_Required task_
Note how many lines hold the string "tous" and give that number without any other words.

_Entries supplied_

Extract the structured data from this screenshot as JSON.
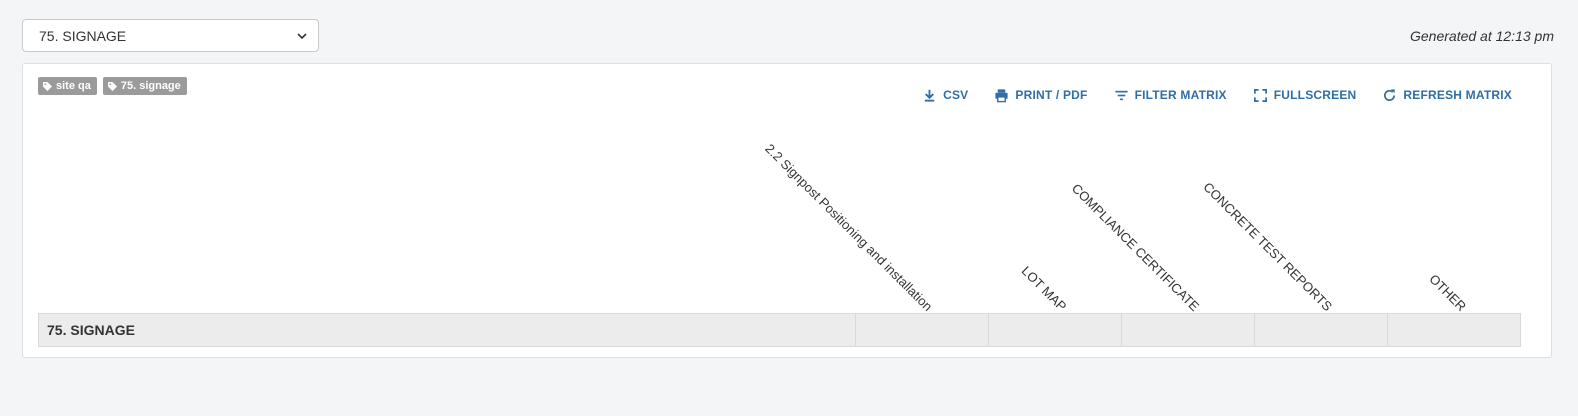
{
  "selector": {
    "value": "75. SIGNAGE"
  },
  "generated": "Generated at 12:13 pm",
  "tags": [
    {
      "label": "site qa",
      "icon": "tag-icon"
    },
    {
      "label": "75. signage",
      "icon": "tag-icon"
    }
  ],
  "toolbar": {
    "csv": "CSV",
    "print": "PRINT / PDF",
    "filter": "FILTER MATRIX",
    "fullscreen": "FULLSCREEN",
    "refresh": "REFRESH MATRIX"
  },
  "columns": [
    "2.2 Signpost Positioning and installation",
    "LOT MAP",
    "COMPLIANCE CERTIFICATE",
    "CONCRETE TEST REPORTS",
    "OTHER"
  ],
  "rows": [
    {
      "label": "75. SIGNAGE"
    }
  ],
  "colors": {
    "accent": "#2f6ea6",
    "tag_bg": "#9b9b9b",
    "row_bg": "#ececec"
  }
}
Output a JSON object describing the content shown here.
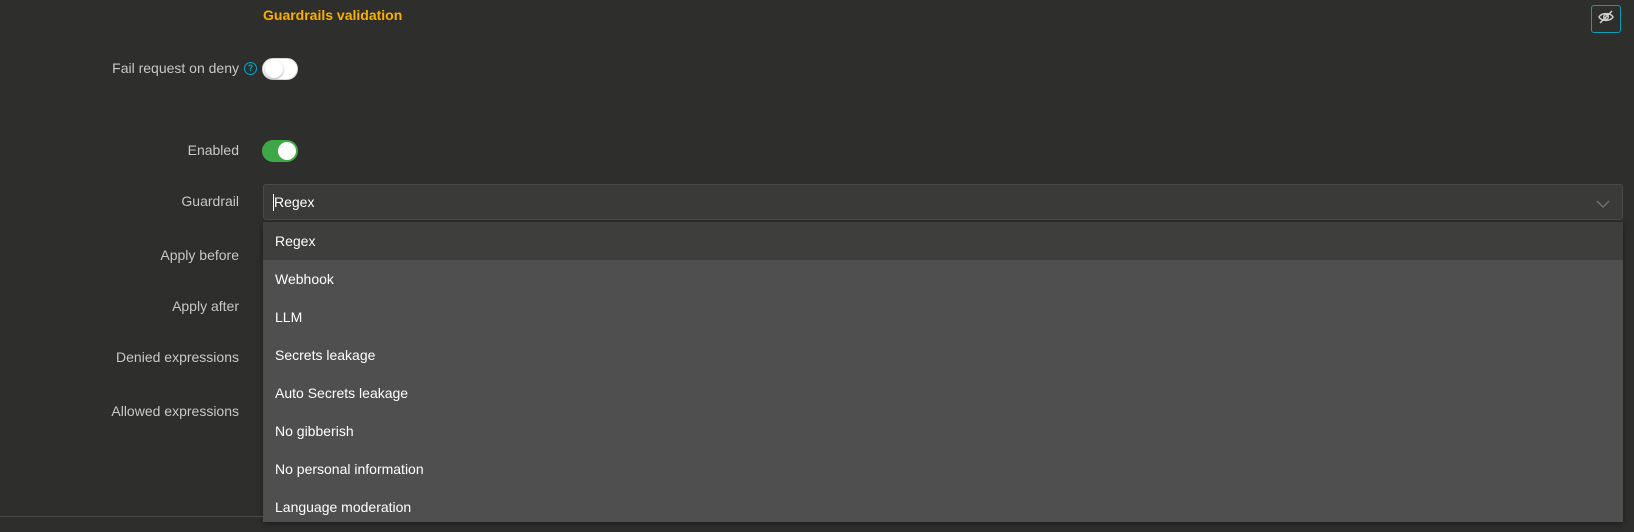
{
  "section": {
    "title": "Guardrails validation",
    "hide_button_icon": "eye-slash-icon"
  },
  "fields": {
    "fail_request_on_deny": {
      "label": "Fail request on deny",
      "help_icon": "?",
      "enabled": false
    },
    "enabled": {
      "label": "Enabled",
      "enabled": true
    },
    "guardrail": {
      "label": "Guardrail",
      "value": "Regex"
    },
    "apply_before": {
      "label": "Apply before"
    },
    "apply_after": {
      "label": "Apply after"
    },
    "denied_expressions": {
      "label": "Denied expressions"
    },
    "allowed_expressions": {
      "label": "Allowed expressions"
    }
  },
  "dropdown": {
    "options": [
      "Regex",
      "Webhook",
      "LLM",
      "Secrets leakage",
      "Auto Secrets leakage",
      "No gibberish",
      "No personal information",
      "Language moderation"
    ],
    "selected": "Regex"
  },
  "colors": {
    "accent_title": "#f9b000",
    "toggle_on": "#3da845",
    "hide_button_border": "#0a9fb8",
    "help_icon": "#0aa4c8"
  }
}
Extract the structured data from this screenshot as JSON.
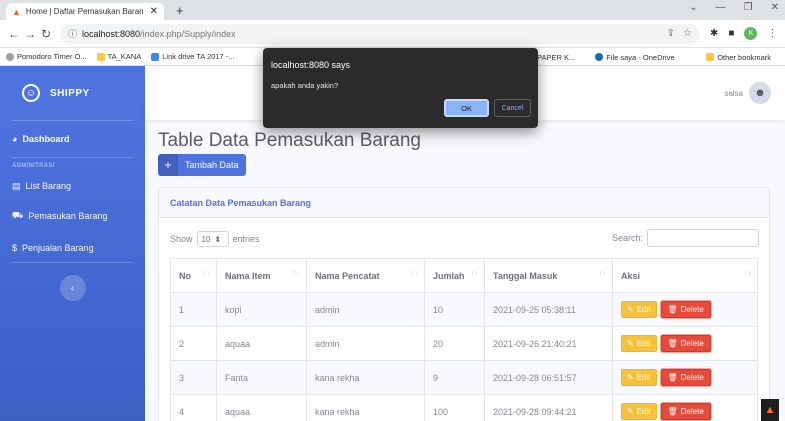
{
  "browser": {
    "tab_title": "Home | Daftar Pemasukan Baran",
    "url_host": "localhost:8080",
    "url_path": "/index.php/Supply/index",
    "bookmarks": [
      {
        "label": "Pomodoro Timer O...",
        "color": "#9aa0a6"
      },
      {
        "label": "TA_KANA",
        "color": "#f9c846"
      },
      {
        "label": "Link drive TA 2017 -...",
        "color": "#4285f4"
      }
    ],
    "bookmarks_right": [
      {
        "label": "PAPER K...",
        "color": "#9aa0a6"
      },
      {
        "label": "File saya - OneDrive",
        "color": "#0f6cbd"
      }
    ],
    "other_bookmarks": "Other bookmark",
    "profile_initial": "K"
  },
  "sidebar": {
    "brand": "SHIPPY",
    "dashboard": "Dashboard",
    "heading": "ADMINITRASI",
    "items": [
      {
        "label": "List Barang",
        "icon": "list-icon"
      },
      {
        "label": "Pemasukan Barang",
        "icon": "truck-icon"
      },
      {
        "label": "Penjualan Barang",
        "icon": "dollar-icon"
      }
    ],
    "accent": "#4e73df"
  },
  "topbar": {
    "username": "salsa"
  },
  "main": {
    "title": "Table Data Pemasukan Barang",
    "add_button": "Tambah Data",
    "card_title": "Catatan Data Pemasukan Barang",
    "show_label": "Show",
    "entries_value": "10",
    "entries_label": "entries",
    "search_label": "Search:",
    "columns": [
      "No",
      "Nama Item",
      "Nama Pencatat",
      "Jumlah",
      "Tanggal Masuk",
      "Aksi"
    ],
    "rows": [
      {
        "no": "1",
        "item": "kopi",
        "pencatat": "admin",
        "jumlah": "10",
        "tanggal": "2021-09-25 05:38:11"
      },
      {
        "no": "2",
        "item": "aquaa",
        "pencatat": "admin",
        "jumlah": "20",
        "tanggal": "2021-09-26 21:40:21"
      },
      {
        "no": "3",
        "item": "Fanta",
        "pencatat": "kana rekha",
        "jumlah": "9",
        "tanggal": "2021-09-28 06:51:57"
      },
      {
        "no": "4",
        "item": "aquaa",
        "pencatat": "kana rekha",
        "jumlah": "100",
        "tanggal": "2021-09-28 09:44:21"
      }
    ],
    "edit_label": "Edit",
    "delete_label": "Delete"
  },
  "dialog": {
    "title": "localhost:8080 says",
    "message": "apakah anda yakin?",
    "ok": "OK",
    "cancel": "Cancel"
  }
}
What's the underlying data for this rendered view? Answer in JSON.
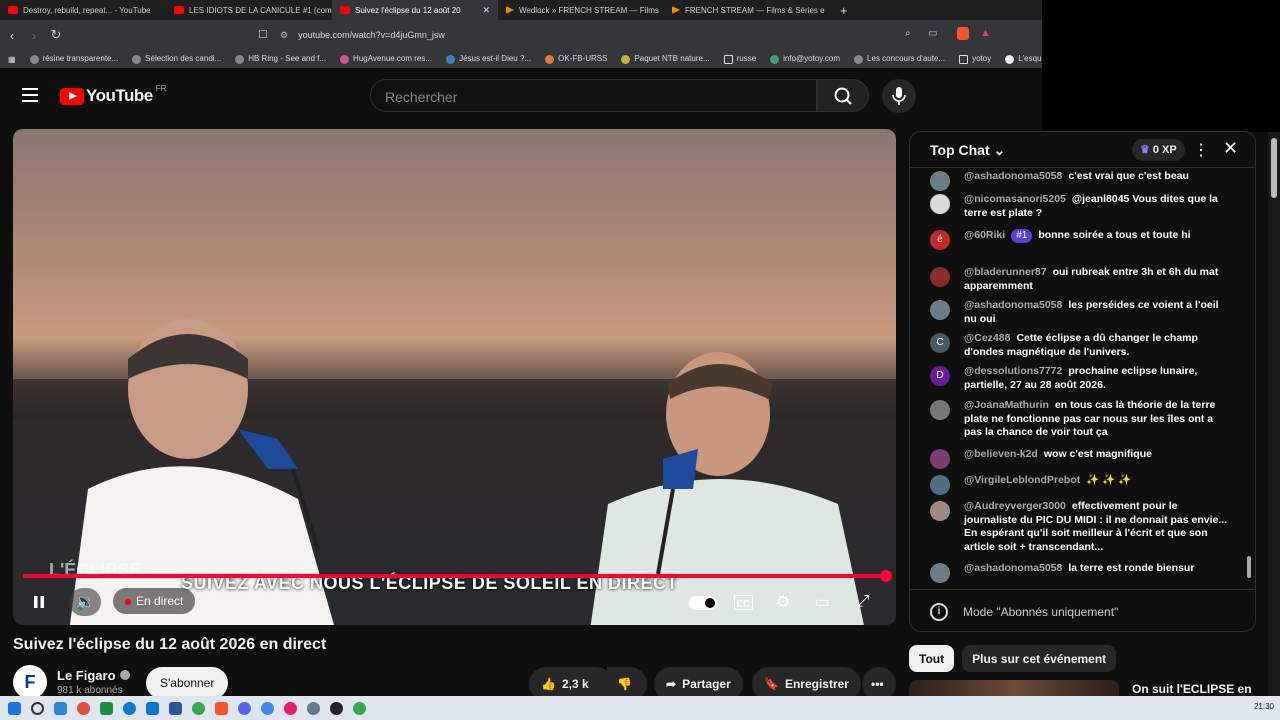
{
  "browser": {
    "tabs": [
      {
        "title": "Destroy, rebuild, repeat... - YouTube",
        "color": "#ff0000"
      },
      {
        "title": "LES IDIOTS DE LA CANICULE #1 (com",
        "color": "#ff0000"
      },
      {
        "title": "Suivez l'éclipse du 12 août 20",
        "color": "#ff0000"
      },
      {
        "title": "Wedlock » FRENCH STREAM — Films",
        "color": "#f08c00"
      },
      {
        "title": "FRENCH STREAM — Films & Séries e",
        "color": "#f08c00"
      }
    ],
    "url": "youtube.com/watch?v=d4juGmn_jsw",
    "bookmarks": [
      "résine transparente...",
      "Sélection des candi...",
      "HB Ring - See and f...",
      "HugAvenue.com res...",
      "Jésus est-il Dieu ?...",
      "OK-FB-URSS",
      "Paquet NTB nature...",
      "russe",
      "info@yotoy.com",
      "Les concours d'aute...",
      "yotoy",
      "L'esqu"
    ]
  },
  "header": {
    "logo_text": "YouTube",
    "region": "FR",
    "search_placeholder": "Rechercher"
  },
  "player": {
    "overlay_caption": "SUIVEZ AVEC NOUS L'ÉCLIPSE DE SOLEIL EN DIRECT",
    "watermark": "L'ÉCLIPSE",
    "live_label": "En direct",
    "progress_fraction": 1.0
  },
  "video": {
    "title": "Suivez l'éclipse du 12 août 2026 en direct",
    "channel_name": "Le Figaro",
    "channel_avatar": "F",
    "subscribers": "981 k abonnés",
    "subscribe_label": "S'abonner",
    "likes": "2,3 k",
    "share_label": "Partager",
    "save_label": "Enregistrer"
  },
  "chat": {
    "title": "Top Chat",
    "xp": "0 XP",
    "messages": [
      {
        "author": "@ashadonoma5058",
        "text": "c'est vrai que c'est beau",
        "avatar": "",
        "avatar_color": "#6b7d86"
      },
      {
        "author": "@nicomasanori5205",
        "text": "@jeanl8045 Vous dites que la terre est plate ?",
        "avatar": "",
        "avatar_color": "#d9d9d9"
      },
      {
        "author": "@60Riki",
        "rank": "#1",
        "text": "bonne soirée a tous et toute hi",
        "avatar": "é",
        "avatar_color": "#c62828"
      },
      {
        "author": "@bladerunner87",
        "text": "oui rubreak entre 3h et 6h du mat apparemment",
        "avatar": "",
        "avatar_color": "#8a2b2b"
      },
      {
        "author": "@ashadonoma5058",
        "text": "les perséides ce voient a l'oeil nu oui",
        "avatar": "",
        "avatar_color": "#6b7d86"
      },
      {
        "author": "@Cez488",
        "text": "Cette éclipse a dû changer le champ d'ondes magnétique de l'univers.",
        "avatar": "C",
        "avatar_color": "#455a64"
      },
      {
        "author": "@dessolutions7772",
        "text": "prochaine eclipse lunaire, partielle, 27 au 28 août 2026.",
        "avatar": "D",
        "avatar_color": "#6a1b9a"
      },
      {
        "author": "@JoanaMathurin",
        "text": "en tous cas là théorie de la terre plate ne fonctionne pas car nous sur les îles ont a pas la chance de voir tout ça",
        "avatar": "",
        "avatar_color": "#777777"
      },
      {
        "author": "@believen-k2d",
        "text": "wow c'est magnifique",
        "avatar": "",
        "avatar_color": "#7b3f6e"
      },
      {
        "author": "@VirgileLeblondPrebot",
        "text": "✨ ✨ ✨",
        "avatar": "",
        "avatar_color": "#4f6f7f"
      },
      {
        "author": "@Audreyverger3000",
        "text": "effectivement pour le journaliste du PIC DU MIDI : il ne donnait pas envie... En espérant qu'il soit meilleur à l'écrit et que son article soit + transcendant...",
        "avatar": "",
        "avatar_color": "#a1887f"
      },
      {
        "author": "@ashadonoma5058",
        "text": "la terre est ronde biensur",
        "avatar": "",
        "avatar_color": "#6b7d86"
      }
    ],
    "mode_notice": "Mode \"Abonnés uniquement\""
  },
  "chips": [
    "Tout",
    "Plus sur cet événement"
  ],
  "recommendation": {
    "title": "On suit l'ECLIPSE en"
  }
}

_Solution to the exercise_
2